### Task to carry out:
Retype every entry word for word.

— start of Supplied material —

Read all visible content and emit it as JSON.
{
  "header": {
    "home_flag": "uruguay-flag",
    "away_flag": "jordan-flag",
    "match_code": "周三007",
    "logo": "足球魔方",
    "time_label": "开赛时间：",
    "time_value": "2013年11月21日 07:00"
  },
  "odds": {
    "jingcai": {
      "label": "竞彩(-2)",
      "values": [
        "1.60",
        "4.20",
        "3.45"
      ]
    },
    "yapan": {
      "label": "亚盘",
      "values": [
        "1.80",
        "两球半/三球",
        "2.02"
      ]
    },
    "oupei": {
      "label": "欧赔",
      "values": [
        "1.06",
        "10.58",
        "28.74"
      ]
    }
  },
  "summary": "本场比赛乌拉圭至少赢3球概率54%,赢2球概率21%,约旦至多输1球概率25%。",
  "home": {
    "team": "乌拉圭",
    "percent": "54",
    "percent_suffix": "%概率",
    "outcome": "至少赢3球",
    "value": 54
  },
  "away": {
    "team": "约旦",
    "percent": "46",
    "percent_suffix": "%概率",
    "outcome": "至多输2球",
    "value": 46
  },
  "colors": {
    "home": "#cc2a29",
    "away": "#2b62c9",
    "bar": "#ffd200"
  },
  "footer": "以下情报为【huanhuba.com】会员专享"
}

— end of Supplied material —

### Finished task:
Read all visible content and emit it as JSON.
{
  "header": {
    "home_flag": "uruguay-flag",
    "away_flag": "jordan-flag",
    "match_code": "周三007",
    "logo": "足球魔方",
    "time_label": "开赛时间：",
    "time_value": "2013年11月21日 07:00"
  },
  "odds": {
    "jingcai": {
      "label": "竞彩(-2)",
      "values": [
        "1.60",
        "4.20",
        "3.45"
      ]
    },
    "yapan": {
      "label": "亚盘",
      "values": [
        "1.80",
        "两球半/三球",
        "2.02"
      ]
    },
    "oupei": {
      "label": "欧赔",
      "values": [
        "1.06",
        "10.58",
        "28.74"
      ]
    }
  },
  "summary": "本场比赛乌拉圭至少赢3球概率54%,赢2球概率21%,约旦至多输1球概率25%。",
  "home": {
    "team": "乌拉圭",
    "percent": "54",
    "percent_suffix": "%概率",
    "outcome": "至少赢3球",
    "value": 54
  },
  "away": {
    "team": "约旦",
    "percent": "46",
    "percent_suffix": "%概率",
    "outcome": "至多输2球",
    "value": 46
  },
  "colors": {
    "home": "#cc2a29",
    "away": "#2b62c9",
    "bar": "#ffd200"
  },
  "footer": "以下情报为【huanhuba.com】会员专享"
}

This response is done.